*Rows*.

━━━━━━━━━━━━━━━━━━━━━━━━━━━━━━

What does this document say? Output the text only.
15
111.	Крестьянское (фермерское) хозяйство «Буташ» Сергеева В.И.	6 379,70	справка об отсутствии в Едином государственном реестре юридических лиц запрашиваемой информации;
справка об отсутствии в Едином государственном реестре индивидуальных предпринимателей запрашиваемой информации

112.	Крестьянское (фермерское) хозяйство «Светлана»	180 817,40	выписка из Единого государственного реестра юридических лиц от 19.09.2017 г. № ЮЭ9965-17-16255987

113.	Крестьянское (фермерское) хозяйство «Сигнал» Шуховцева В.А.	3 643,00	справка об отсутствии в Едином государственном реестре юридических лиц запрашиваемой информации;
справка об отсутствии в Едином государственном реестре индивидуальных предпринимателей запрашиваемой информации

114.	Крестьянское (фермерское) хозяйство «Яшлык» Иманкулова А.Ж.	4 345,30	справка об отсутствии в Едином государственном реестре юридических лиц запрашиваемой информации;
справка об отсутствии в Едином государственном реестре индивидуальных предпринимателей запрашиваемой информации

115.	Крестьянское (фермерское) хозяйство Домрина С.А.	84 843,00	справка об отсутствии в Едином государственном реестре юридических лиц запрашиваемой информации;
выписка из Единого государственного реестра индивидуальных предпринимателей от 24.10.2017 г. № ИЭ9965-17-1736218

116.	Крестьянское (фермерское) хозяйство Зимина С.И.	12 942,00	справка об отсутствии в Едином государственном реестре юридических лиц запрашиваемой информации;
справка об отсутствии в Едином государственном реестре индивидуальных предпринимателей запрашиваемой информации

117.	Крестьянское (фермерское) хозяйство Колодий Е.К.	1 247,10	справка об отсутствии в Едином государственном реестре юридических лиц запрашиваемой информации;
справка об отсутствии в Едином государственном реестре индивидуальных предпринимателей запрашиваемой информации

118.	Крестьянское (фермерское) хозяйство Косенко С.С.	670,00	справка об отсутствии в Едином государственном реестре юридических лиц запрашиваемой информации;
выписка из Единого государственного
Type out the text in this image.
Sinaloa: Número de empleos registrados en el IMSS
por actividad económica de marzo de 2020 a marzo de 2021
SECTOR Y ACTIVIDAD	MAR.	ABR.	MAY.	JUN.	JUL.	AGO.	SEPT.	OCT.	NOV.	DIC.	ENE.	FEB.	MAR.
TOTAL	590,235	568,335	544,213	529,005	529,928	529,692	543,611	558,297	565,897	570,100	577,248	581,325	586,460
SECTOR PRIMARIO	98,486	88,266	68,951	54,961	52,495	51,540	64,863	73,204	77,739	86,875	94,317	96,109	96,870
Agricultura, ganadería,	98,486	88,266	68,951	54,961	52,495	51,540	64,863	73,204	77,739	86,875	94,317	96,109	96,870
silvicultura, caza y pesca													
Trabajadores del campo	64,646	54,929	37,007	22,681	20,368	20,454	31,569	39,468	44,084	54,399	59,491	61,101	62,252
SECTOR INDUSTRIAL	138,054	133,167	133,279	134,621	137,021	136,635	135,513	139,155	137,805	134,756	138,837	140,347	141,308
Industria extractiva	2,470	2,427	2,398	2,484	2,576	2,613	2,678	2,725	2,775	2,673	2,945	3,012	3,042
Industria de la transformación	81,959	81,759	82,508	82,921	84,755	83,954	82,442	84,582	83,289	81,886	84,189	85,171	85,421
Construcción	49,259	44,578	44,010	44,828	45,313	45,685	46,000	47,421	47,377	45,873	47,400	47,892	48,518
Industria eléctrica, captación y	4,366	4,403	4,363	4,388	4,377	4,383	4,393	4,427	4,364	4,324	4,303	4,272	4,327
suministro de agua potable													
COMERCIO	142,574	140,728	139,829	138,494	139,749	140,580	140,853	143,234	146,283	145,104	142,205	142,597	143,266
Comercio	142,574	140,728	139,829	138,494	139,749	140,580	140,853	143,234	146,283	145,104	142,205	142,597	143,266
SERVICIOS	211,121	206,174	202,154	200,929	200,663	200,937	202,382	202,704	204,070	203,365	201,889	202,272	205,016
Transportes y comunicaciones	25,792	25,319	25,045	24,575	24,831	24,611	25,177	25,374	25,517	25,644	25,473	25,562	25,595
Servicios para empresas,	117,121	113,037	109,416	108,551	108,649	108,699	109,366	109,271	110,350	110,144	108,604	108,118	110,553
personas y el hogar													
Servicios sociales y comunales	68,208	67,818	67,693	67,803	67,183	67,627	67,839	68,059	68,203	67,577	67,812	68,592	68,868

━━━━━━━━━━━━━━━━━━━━━━━━━━━━━━

*Set task*. Repeat all of the records above exactly as they appear.

*Solution*.
What does this document say? Output the text only.
15
111.	Крестьянское (фермерское) хозяйство «Буташ» Сергеева В.И.	6 379,70	справка об отсутствии в Едином государственном реестре юридических лиц запрашиваемой информации;
справка об отсутствии в Едином государственном реестре индивидуальных предпринимателей запрашиваемой информации

112.	Крестьянское (фермерское) хозяйство «Светлана»	180 817,40	выписка из Единого государственного реестра юридических лиц от 19.09.2017 г. № ЮЭ9965-17-16255987

113.	Крестьянское (фермерское) хозяйство «Сигнал» Шуховцева В.А.	3 643,00	справка об отсутствии в Едином государственном реестре юридических лиц запрашиваемой информации;
справка об отсутствии в Едином государственном реестре индивидуальных предпринимателей запрашиваемой информации

114.	Крестьянское (фермерское) хозяйство «Яшлык» Иманкулова А.Ж.	4 345,30	справка об отсутствии в Едином государственном реестре юридических лиц запрашиваемой информации;
справка об отсутствии в Едином государственном реестре индивидуальных предпринимателей запрашиваемой информации

115.	Крестьянское (фермерское) хозяйство Домрина С.А.	84 843,00	справка об отсутствии в Едином государственном реестре юридических лиц запрашиваемой информации;
выписка из Единого государственного реестра индивидуальных предпринимателей от 24.10.2017 г. № ИЭ9965-17-1736218

116.	Крестьянское (фермерское) хозяйство Зимина С.И.	12 942,00	справка об отсутствии в Едином государственном реестре юридических лиц запрашиваемой информации;
справка об отсутствии в Едином государственном реестре индивидуальных предпринимателей запрашиваемой информации

117.	Крестьянское (фермерское) хозяйство Колодий Е.К.	1 247,10	справка об отсутствии в Едином государственном реестре юридических лиц запрашиваемой информации;
справка об отсутствии в Едином государственном реестре индивидуальных предпринимателей запрашиваемой информации

118.	Крестьянское (фермерское) хозяйство Косенко С.С.	670,00	справка об отсутствии в Едином государственном реестре юридических лиц запрашиваемой информации;
выписка из Единого государственного
Type out the text in this image.
Sinaloa: Número de empleos registrados en el IMSS
por actividad económica de marzo de 2020 a marzo de 2021
SECTOR Y ACTIVIDAD	MAR.	ABR.	MAY.	JUN.	JUL.	AGO.	SEPT.	OCT.	NOV.	DIC.	ENE.	FEB.	MAR.
TOTAL	590,235	568,335	544,213	529,005	529,928	529,692	543,611	558,297	565,897	570,100	577,248	581,325	586,460
SECTOR PRIMARIO	98,486	88,266	68,951	54,961	52,495	51,540	64,863	73,204	77,739	86,875	94,317	96,109	96,870
Agricultura, ganadería,	98,486	88,266	68,951	54,961	52,495	51,540	64,863	73,204	77,739	86,875	94,317	96,109	96,870
silvicultura, caza y pesca													
Trabajadores del campo	64,646	54,929	37,007	22,681	20,368	20,454	31,569	39,468	44,084	54,399	59,491	61,101	62,252
SECTOR INDUSTRIAL	138,054	133,167	133,279	134,621	137,021	136,635	135,513	139,155	137,805	134,756	138,837	140,347	141,308
Industria extractiva	2,470	2,427	2,398	2,484	2,576	2,613	2,678	2,725	2,775	2,673	2,945	3,012	3,042
Industria de la transformación	81,959	81,759	82,508	82,921	84,755	83,954	82,442	84,582	83,289	81,886	84,189	85,171	85,421
Construcción	49,259	44,578	44,010	44,828	45,313	45,685	46,000	47,421	47,377	45,873	47,400	47,892	48,518
Industria eléctrica, captación y	4,366	4,403	4,363	4,388	4,377	4,383	4,393	4,427	4,364	4,324	4,303	4,272	4,327
suministro de agua potable													
COMERCIO	142,574	140,728	139,829	138,494	139,749	140,580	140,853	143,234	146,283	145,104	142,205	142,597	143,266
Comercio	142,574	140,728	139,829	138,494	139,749	140,580	140,853	143,234	146,283	145,104	142,205	142,597	143,266
SERVICIOS	211,121	206,174	202,154	200,929	200,663	200,937	202,382	202,704	204,070	203,365	201,889	202,272	205,016
Transportes y comunicaciones	25,792	25,319	25,045	24,575	24,831	24,611	25,177	25,374	25,517	25,644	25,473	25,562	25,595
Servicios para empresas,	117,121	113,037	109,416	108,551	108,649	108,699	109,366	109,271	110,350	110,144	108,604	108,118	110,553
personas y el hogar													
Servicios sociales y comunales	68,208	67,818	67,693	67,803	67,183	67,627	67,839	68,059	68,203	67,577	67,812	68,592	68,868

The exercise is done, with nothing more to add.